Dataset items:
====

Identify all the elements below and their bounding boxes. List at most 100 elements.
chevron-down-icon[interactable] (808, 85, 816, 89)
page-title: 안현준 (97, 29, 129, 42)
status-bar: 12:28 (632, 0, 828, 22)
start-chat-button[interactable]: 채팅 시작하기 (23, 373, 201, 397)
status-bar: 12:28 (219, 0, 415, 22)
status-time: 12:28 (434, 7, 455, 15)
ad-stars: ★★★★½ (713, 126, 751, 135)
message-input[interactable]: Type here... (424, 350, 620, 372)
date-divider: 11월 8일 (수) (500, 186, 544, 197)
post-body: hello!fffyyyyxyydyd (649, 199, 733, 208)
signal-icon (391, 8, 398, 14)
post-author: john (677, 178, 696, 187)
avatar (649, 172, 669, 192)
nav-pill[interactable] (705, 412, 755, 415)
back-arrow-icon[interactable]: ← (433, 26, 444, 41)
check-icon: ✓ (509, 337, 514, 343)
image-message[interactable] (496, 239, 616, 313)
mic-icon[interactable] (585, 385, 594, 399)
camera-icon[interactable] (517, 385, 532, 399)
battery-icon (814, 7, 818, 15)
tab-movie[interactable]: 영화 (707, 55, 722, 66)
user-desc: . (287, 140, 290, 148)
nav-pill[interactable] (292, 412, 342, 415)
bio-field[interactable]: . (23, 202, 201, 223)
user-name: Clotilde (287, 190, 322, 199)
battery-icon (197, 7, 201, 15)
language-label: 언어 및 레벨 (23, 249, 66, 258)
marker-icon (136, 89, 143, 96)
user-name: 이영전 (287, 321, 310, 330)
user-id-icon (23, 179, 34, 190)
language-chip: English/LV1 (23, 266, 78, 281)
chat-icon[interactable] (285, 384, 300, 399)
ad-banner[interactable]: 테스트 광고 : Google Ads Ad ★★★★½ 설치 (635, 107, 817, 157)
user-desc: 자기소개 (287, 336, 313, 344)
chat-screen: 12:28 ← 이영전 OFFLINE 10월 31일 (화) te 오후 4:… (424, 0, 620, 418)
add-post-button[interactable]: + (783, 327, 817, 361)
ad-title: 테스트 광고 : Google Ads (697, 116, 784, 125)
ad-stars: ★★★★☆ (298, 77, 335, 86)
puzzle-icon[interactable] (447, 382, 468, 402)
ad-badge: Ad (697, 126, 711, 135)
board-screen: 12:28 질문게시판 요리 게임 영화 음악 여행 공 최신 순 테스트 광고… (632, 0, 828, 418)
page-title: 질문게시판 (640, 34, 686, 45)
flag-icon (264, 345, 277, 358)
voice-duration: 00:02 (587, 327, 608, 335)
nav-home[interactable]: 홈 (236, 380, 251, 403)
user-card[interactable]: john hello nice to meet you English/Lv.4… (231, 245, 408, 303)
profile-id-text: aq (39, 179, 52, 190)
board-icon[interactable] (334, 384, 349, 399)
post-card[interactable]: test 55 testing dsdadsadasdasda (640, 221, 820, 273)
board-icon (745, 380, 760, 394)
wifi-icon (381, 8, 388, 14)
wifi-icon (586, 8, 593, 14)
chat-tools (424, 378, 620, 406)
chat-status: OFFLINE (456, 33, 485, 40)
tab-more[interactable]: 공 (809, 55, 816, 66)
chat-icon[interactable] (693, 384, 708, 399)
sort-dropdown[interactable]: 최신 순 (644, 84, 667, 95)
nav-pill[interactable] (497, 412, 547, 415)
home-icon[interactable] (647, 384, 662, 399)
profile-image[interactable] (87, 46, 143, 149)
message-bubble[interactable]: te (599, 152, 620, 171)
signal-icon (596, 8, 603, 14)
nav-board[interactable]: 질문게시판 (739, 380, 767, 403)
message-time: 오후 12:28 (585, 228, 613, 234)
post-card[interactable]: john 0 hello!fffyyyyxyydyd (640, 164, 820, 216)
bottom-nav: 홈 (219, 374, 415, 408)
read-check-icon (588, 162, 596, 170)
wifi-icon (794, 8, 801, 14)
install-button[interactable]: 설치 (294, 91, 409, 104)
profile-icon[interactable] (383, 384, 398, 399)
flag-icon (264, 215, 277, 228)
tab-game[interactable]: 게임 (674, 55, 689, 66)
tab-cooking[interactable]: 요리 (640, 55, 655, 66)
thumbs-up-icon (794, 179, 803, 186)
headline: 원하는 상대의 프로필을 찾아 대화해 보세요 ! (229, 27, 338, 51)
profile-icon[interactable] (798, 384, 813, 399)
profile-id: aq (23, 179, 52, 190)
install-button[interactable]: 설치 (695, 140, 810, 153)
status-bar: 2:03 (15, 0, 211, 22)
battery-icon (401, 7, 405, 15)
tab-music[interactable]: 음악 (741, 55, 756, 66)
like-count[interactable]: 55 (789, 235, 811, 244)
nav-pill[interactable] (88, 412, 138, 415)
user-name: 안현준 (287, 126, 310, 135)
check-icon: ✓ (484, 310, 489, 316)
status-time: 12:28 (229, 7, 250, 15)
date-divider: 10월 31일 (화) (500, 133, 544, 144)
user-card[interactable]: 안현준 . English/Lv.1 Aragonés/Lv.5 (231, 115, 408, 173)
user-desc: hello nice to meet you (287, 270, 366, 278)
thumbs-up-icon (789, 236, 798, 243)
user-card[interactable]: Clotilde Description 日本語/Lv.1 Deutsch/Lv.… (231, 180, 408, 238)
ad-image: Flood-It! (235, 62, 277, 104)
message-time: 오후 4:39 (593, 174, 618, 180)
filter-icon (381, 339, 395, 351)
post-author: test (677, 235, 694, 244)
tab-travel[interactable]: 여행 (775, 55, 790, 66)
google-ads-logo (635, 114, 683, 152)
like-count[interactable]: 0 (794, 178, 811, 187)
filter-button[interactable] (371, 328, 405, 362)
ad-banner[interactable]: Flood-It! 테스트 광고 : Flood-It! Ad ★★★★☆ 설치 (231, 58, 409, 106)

====

PROBLEM TO WORK ON: Write out the data again, substituting "charge-icon" for each "battery-icon" and keeping everything else the same.

SOLUTION FOR THIS TASK:
Identify all the elements below and their bounding boxes. List at most 100 elements.
chevron-down-icon[interactable] (808, 85, 816, 89)
page-title: 안현준 (97, 29, 129, 42)
status-bar: 12:28 (632, 0, 828, 22)
start-chat-button[interactable]: 채팅 시작하기 (23, 373, 201, 397)
status-bar: 12:28 (219, 0, 415, 22)
status-time: 12:28 (434, 7, 455, 15)
ad-stars: ★★★★½ (713, 126, 751, 135)
message-input[interactable]: Type here... (424, 350, 620, 372)
date-divider: 11월 8일 (수) (500, 186, 544, 197)
post-body: hello!fffyyyyxyydyd (649, 199, 733, 208)
signal-icon (391, 8, 398, 14)
post-author: john (677, 178, 696, 187)
avatar (649, 172, 669, 192)
nav-pill[interactable] (705, 412, 755, 415)
back-arrow-icon[interactable]: ← (433, 26, 444, 41)
check-icon: ✓ (509, 337, 514, 343)
image-message[interactable] (496, 239, 616, 313)
mic-icon[interactable] (585, 385, 594, 399)
camera-icon[interactable] (517, 385, 532, 399)
charge-icon (814, 7, 818, 15)
tab-movie[interactable]: 영화 (707, 55, 722, 66)
user-desc: . (287, 140, 290, 148)
nav-pill[interactable] (292, 412, 342, 415)
bio-field[interactable]: . (23, 202, 201, 223)
user-name: Clotilde (287, 190, 322, 199)
charge-icon (197, 7, 201, 15)
language-label: 언어 및 레벨 (23, 249, 66, 258)
marker-icon (136, 89, 143, 96)
user-name: 이영전 (287, 321, 310, 330)
user-id-icon (23, 179, 34, 190)
language-chip: English/LV1 (23, 266, 78, 281)
chat-icon[interactable] (285, 384, 300, 399)
ad-banner[interactable]: 테스트 광고 : Google Ads Ad ★★★★½ 설치 (635, 107, 817, 157)
user-desc: 자기소개 (287, 336, 313, 344)
chat-screen: 12:28 ← 이영전 OFFLINE 10월 31일 (화) te 오후 4:… (424, 0, 620, 418)
add-post-button[interactable]: + (783, 327, 817, 361)
ad-title: 테스트 광고 : Google Ads (697, 116, 784, 125)
ad-stars: ★★★★☆ (298, 77, 335, 86)
puzzle-icon[interactable] (447, 382, 468, 402)
ad-badge: Ad (697, 126, 711, 135)
board-screen: 12:28 질문게시판 요리 게임 영화 음악 여행 공 최신 순 테스트 광고… (632, 0, 828, 418)
page-title: 질문게시판 (640, 34, 686, 45)
flag-icon (264, 345, 277, 358)
voice-duration: 00:02 (587, 327, 608, 335)
nav-home[interactable]: 홈 (236, 380, 251, 403)
user-card[interactable]: john hello nice to meet you English/Lv.4… (231, 245, 408, 303)
profile-id-text: aq (39, 179, 52, 190)
board-icon[interactable] (334, 384, 349, 399)
post-card[interactable]: test 55 testing dsdadsadasdasda (640, 221, 820, 273)
board-icon (745, 380, 760, 394)
wifi-icon (381, 8, 388, 14)
wifi-icon (586, 8, 593, 14)
chat-tools (424, 378, 620, 406)
chat-status: OFFLINE (456, 33, 485, 40)
tab-more[interactable]: 공 (809, 55, 816, 66)
chat-icon[interactable] (693, 384, 708, 399)
sort-dropdown[interactable]: 최신 순 (644, 84, 667, 95)
nav-pill[interactable] (497, 412, 547, 415)
home-icon[interactable] (647, 384, 662, 399)
profile-image[interactable] (87, 46, 143, 149)
message-bubble[interactable]: te (599, 152, 620, 171)
signal-icon (596, 8, 603, 14)
nav-board[interactable]: 질문게시판 (739, 380, 767, 403)
message-time: 오후 12:28 (585, 228, 613, 234)
post-card[interactable]: john 0 hello!fffyyyyxyydyd (640, 164, 820, 216)
bottom-nav: 홈 (219, 374, 415, 408)
read-check-icon (588, 162, 596, 170)
wifi-icon (794, 8, 801, 14)
install-button[interactable]: 설치 (294, 91, 409, 104)
profile-icon[interactable] (383, 384, 398, 399)
flag-icon (264, 215, 277, 228)
tab-game[interactable]: 게임 (674, 55, 689, 66)
tab-cooking[interactable]: 요리 (640, 55, 655, 66)
thumbs-up-icon (794, 179, 803, 186)
headline: 원하는 상대의 프로필을 찾아 대화해 보세요 ! (229, 27, 338, 51)
profile-icon[interactable] (798, 384, 813, 399)
profile-id: aq (23, 179, 52, 190)
install-button[interactable]: 설치 (695, 140, 810, 153)
status-bar: 2:03 (15, 0, 211, 22)
charge-icon (401, 7, 405, 15)
tab-music[interactable]: 음악 (741, 55, 756, 66)
like-count[interactable]: 55 (789, 235, 811, 244)
nav-pill[interactable] (88, 412, 138, 415)
user-name: 안현준 (287, 126, 310, 135)
check-icon: ✓ (484, 310, 489, 316)
status-time: 12:28 (229, 7, 250, 15)
date-divider: 10월 31일 (화) (500, 133, 544, 144)
user-card[interactable]: 안현준 . English/Lv.1 Aragonés/Lv.5 (231, 115, 408, 173)
user-desc: hello nice to meet you (287, 270, 366, 278)
thumbs-up-icon (789, 236, 798, 243)
user-card[interactable]: Clotilde Description 日本語/Lv.1 Deutsch/Lv.… (231, 180, 408, 238)
ad-image: Flood-It! (235, 62, 277, 104)
message-time: 오후 4:39 (593, 174, 618, 180)
filter-icon (381, 339, 395, 351)
post-author: test (677, 235, 694, 244)
tab-travel[interactable]: 여행 (775, 55, 790, 66)
google-ads-logo (635, 114, 683, 152)
like-count[interactable]: 0 (794, 178, 811, 187)
filter-button[interactable] (371, 328, 405, 362)
ad-banner[interactable]: Flood-It! 테스트 광고 : Flood-It! Ad ★★★★☆ 설치 (231, 58, 409, 106)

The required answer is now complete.